--- What is needed ---
Output every line of the data exactly as it appears.

--- Given records ---

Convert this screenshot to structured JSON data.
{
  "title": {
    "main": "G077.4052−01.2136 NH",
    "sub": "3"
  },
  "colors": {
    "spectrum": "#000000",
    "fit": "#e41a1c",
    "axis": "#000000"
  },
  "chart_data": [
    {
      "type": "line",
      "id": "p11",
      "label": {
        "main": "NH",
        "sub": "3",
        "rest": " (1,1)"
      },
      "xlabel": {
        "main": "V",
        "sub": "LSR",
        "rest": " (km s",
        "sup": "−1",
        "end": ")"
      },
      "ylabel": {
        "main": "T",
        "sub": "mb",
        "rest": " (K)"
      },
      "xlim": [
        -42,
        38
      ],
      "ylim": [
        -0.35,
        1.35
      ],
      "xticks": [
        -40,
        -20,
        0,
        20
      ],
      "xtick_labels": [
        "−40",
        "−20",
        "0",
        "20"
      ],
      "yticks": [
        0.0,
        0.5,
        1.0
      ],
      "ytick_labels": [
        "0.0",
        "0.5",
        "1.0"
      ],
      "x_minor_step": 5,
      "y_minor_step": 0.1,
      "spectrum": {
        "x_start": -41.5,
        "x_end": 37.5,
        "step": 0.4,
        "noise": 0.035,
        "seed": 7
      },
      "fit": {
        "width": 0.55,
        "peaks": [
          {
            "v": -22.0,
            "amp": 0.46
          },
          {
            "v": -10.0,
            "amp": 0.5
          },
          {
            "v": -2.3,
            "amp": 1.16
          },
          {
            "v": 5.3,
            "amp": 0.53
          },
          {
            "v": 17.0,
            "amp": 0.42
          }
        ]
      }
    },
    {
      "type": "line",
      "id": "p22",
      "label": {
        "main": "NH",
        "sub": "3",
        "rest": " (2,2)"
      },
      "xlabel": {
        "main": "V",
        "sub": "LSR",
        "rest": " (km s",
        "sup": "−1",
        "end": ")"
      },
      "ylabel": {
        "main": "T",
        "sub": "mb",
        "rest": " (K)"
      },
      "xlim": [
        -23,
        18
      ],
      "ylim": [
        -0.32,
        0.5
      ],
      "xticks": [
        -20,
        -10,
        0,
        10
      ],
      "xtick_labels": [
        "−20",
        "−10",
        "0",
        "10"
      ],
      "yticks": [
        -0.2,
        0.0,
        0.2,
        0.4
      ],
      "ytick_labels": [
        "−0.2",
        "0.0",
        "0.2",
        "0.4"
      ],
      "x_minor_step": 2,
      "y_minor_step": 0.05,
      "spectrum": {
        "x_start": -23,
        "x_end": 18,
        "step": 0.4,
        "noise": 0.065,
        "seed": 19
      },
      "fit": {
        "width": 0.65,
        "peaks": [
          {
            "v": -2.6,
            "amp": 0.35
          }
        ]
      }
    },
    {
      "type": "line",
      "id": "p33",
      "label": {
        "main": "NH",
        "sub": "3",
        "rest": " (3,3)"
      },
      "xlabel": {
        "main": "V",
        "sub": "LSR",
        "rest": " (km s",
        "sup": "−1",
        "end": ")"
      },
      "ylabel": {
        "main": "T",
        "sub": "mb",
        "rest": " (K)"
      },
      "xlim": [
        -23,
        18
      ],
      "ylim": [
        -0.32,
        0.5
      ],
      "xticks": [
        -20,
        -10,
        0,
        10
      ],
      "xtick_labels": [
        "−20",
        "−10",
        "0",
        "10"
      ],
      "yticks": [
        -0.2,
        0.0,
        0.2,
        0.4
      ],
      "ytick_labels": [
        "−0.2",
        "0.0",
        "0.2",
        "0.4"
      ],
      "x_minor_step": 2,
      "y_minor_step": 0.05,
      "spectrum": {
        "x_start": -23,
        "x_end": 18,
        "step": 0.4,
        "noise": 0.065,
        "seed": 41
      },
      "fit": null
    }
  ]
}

--- Output below ---
Convert this screenshot to structured JSON data.
{
  "title": {
    "main": "G077.4052−01.2136 NH",
    "sub": "3"
  },
  "colors": {
    "spectrum": "#000000",
    "fit": "#e41a1c",
    "axis": "#000000"
  },
  "chart_data": [
    {
      "type": "line",
      "id": "p11",
      "label": {
        "main": "NH",
        "sub": "3",
        "rest": " (1,1)"
      },
      "xlabel": {
        "main": "V",
        "sub": "LSR",
        "rest": " (km s",
        "sup": "−1",
        "end": ")"
      },
      "ylabel": {
        "main": "T",
        "sub": "mb",
        "rest": " (K)"
      },
      "xlim": [
        -42,
        38
      ],
      "ylim": [
        -0.35,
        1.35
      ],
      "xticks": [
        -40,
        -20,
        0,
        20
      ],
      "xtick_labels": [
        "−40",
        "−20",
        "0",
        "20"
      ],
      "yticks": [
        0.0,
        0.5,
        1.0
      ],
      "ytick_labels": [
        "0.0",
        "0.5",
        "1.0"
      ],
      "x_minor_step": 5,
      "y_minor_step": 0.1,
      "spectrum": {
        "x_start": -41.5,
        "x_end": 37.5,
        "step": 0.4,
        "noise": 0.035,
        "seed": 7
      },
      "fit": {
        "width": 0.55,
        "peaks": [
          {
            "v": -22.0,
            "amp": 0.46
          },
          {
            "v": -10.0,
            "amp": 0.5
          },
          {
            "v": -2.3,
            "amp": 1.16
          },
          {
            "v": 5.3,
            "amp": 0.53
          },
          {
            "v": 17.0,
            "amp": 0.42
          }
        ]
      }
    },
    {
      "type": "line",
      "id": "p22",
      "label": {
        "main": "NH",
        "sub": "3",
        "rest": " (2,2)"
      },
      "xlabel": {
        "main": "V",
        "sub": "LSR",
        "rest": " (km s",
        "sup": "−1",
        "end": ")"
      },
      "ylabel": {
        "main": "T",
        "sub": "mb",
        "rest": " (K)"
      },
      "xlim": [
        -23,
        18
      ],
      "ylim": [
        -0.32,
        0.5
      ],
      "xticks": [
        -20,
        -10,
        0,
        10
      ],
      "xtick_labels": [
        "−20",
        "−10",
        "0",
        "10"
      ],
      "yticks": [
        -0.2,
        0.0,
        0.2,
        0.4
      ],
      "ytick_labels": [
        "−0.2",
        "0.0",
        "0.2",
        "0.4"
      ],
      "x_minor_step": 2,
      "y_minor_step": 0.05,
      "spectrum": {
        "x_start": -23,
        "x_end": 18,
        "step": 0.4,
        "noise": 0.065,
        "seed": 19
      },
      "fit": {
        "width": 0.65,
        "peaks": [
          {
            "v": -2.6,
            "amp": 0.35
          }
        ]
      }
    },
    {
      "type": "line",
      "id": "p33",
      "label": {
        "main": "NH",
        "sub": "3",
        "rest": " (3,3)"
      },
      "xlabel": {
        "main": "V",
        "sub": "LSR",
        "rest": " (km s",
        "sup": "−1",
        "end": ")"
      },
      "ylabel": {
        "main": "T",
        "sub": "mb",
        "rest": " (K)"
      },
      "xlim": [
        -23,
        18
      ],
      "ylim": [
        -0.32,
        0.5
      ],
      "xticks": [
        -20,
        -10,
        0,
        10
      ],
      "xtick_labels": [
        "−20",
        "−10",
        "0",
        "10"
      ],
      "yticks": [
        -0.2,
        0.0,
        0.2,
        0.4
      ],
      "ytick_labels": [
        "−0.2",
        "0.0",
        "0.2",
        "0.4"
      ],
      "x_minor_step": 2,
      "y_minor_step": 0.05,
      "spectrum": {
        "x_start": -23,
        "x_end": 18,
        "step": 0.4,
        "noise": 0.065,
        "seed": 41
      },
      "fit": null
    }
  ]
}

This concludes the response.